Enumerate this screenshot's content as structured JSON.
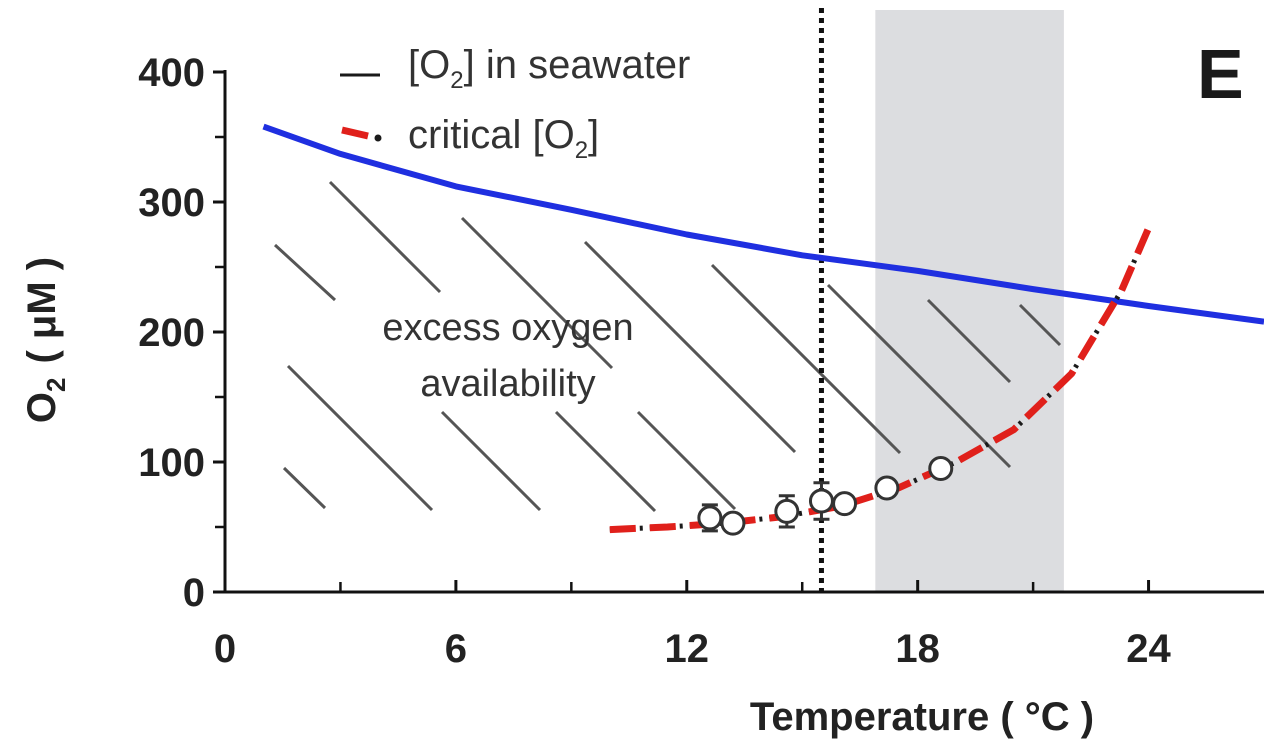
{
  "chart_data": {
    "type": "line",
    "panel_label": "E",
    "xlabel": "Temperature  ( °C )",
    "ylabel_main": "O",
    "ylabel_sub": "2",
    "ylabel_units": "( μM )",
    "xlim": [
      0,
      27
    ],
    "ylim": [
      0,
      400
    ],
    "x_ticks": [
      0,
      6,
      12,
      18,
      24
    ],
    "y_ticks": [
      0,
      100,
      200,
      300,
      400
    ],
    "x_minor_ticks": [
      3,
      9,
      15,
      21
    ],
    "y_minor_ticks": [
      50,
      150,
      250,
      350
    ],
    "grid": false,
    "legend_position": "top-left",
    "legend": [
      {
        "label_pre": "[O",
        "label_sub": "2",
        "label_post": "] in seawater",
        "style": "solid",
        "color": "#1a1a1a"
      },
      {
        "label_pre": "critical [O",
        "label_sub": "2",
        "label_post": "]",
        "style": "dash-dot",
        "color": "#e0201b"
      }
    ],
    "annotation": {
      "line1": "excess oxygen",
      "line2": "availability"
    },
    "shaded_region": {
      "x": [
        16.9,
        21.8
      ],
      "color": "#dcdde0"
    },
    "vertical_reference_line": {
      "x": 15.5,
      "style": "dotted"
    },
    "series": [
      {
        "name": "[O2] in seawater",
        "color": "#1f2fe0",
        "x": [
          1,
          3,
          6,
          9,
          12,
          15,
          18,
          21,
          24,
          27
        ],
        "y": [
          358,
          337,
          312,
          294,
          275,
          259,
          247,
          233,
          220,
          208
        ]
      },
      {
        "name": "critical [O2]",
        "color": "#e0201b",
        "style": "dash-dot",
        "x": [
          10,
          11.5,
          13,
          14.5,
          16,
          17.5,
          19,
          20.5,
          22,
          23.3,
          24
        ],
        "y": [
          48,
          50,
          53,
          58,
          66,
          80,
          100,
          125,
          168,
          232,
          280
        ]
      }
    ],
    "measurements": {
      "x": [
        12.6,
        13.2,
        14.6,
        15.5,
        16.1,
        17.2,
        18.6
      ],
      "y": [
        57,
        53,
        62,
        70,
        68,
        80,
        95
      ],
      "y_err": [
        10,
        0,
        12,
        14,
        0,
        0,
        0
      ],
      "marker": "open-circle"
    }
  }
}
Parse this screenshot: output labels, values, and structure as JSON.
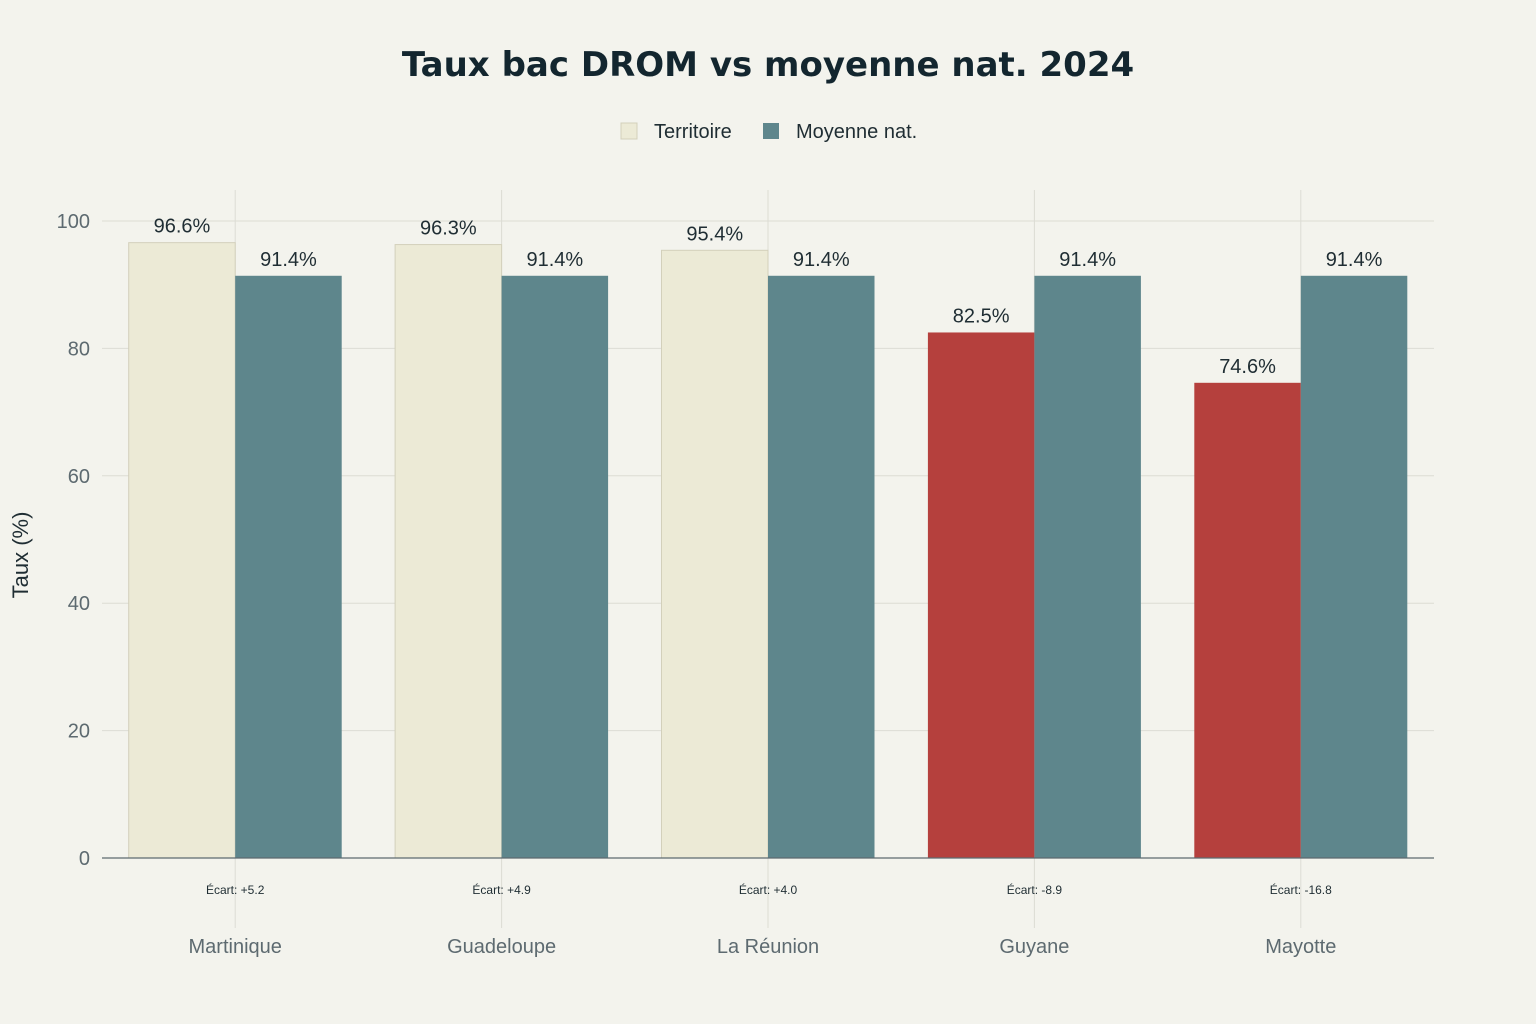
{
  "chart_data": {
    "type": "bar",
    "title": "Taux bac DROM vs moyenne nat. 2024",
    "ylabel": "Taux (%)",
    "xlabel": "",
    "ylim": [
      0,
      105
    ],
    "yticks": [
      0,
      20,
      40,
      60,
      80,
      100
    ],
    "grid": true,
    "legend_position": "top-center",
    "categories": [
      "Martinique",
      "Guadeloupe",
      "La Réunion",
      "Guyane",
      "Mayotte"
    ],
    "series": [
      {
        "name": "Territoire",
        "values": [
          96.6,
          96.3,
          95.4,
          82.5,
          74.6
        ],
        "labels": [
          "96.6%",
          "96.3%",
          "95.4%",
          "82.5%",
          "74.6%"
        ],
        "color": "#ecead6",
        "below_color": "#b5403d"
      },
      {
        "name": "Moyenne nat.",
        "values": [
          91.4,
          91.4,
          91.4,
          91.4,
          91.4
        ],
        "labels": [
          "91.4%",
          "91.4%",
          "91.4%",
          "91.4%",
          "91.4%"
        ],
        "color": "#5e868c"
      }
    ],
    "annotations": [
      "Écart: +5.2",
      "Écart: +4.9",
      "Écart: +4.0",
      "Écart: -8.9",
      "Écart: -16.8"
    ]
  }
}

---

Without including any picture, retype the entries exactly.

• [Solution]:
Enumerate this screenshot's content as structured JSON.
{
  "chart_data": {
    "type": "line",
    "panel_label": "E",
    "xlabel": "Temperature  ( °C )",
    "ylabel_main": "O",
    "ylabel_sub": "2",
    "ylabel_units": "( μM )",
    "xlim": [
      0,
      27
    ],
    "ylim": [
      0,
      400
    ],
    "x_ticks": [
      0,
      6,
      12,
      18,
      24
    ],
    "y_ticks": [
      0,
      100,
      200,
      300,
      400
    ],
    "x_minor_ticks": [
      3,
      9,
      15,
      21
    ],
    "y_minor_ticks": [
      50,
      150,
      250,
      350
    ],
    "grid": false,
    "legend_position": "top-left",
    "legend": [
      {
        "label_pre": "[O",
        "label_sub": "2",
        "label_post": "] in seawater",
        "style": "solid",
        "color": "#1a1a1a"
      },
      {
        "label_pre": "critical [O",
        "label_sub": "2",
        "label_post": "]",
        "style": "dash-dot",
        "color": "#e0201b"
      }
    ],
    "annotation": {
      "line1": "excess oxygen",
      "line2": "availability"
    },
    "shaded_region": {
      "x": [
        16.9,
        21.8
      ],
      "color": "#dcdde0"
    },
    "vertical_reference_line": {
      "x": 15.5,
      "style": "dotted"
    },
    "series": [
      {
        "name": "[O2] in seawater",
        "color": "#1f2fe0",
        "x": [
          1,
          3,
          6,
          9,
          12,
          15,
          18,
          21,
          24,
          27
        ],
        "y": [
          358,
          337,
          312,
          294,
          275,
          259,
          247,
          233,
          220,
          208
        ]
      },
      {
        "name": "critical [O2]",
        "color": "#e0201b",
        "style": "dash-dot",
        "x": [
          10,
          11.5,
          13,
          14.5,
          16,
          17.5,
          19,
          20.5,
          22,
          23.3,
          24
        ],
        "y": [
          48,
          50,
          53,
          58,
          66,
          80,
          100,
          125,
          168,
          232,
          280
        ]
      }
    ],
    "measurements": {
      "x": [
        12.6,
        13.2,
        14.6,
        15.5,
        16.1,
        17.2,
        18.6
      ],
      "y": [
        57,
        53,
        62,
        70,
        68,
        80,
        95
      ],
      "y_err": [
        10,
        0,
        12,
        14,
        0,
        0,
        0
      ],
      "marker": "open-circle"
    }
  }
}
Parse this screenshot: output labels, values, and structure as JSON.
{
  "chart_data": {
    "type": "bar",
    "title": "Taux bac DROM vs moyenne nat. 2024",
    "ylabel": "Taux (%)",
    "xlabel": "",
    "ylim": [
      0,
      105
    ],
    "yticks": [
      0,
      20,
      40,
      60,
      80,
      100
    ],
    "grid": true,
    "legend_position": "top-center",
    "categories": [
      "Martinique",
      "Guadeloupe",
      "La Réunion",
      "Guyane",
      "Mayotte"
    ],
    "series": [
      {
        "name": "Territoire",
        "values": [
          96.6,
          96.3,
          95.4,
          82.5,
          74.6
        ],
        "labels": [
          "96.6%",
          "96.3%",
          "95.4%",
          "82.5%",
          "74.6%"
        ],
        "color": "#ecead6",
        "below_color": "#b5403d"
      },
      {
        "name": "Moyenne nat.",
        "values": [
          91.4,
          91.4,
          91.4,
          91.4,
          91.4
        ],
        "labels": [
          "91.4%",
          "91.4%",
          "91.4%",
          "91.4%",
          "91.4%"
        ],
        "color": "#5e868c"
      }
    ],
    "annotations": [
      "Écart: +5.2",
      "Écart: +4.9",
      "Écart: +4.0",
      "Écart: -8.9",
      "Écart: -16.8"
    ]
  }
}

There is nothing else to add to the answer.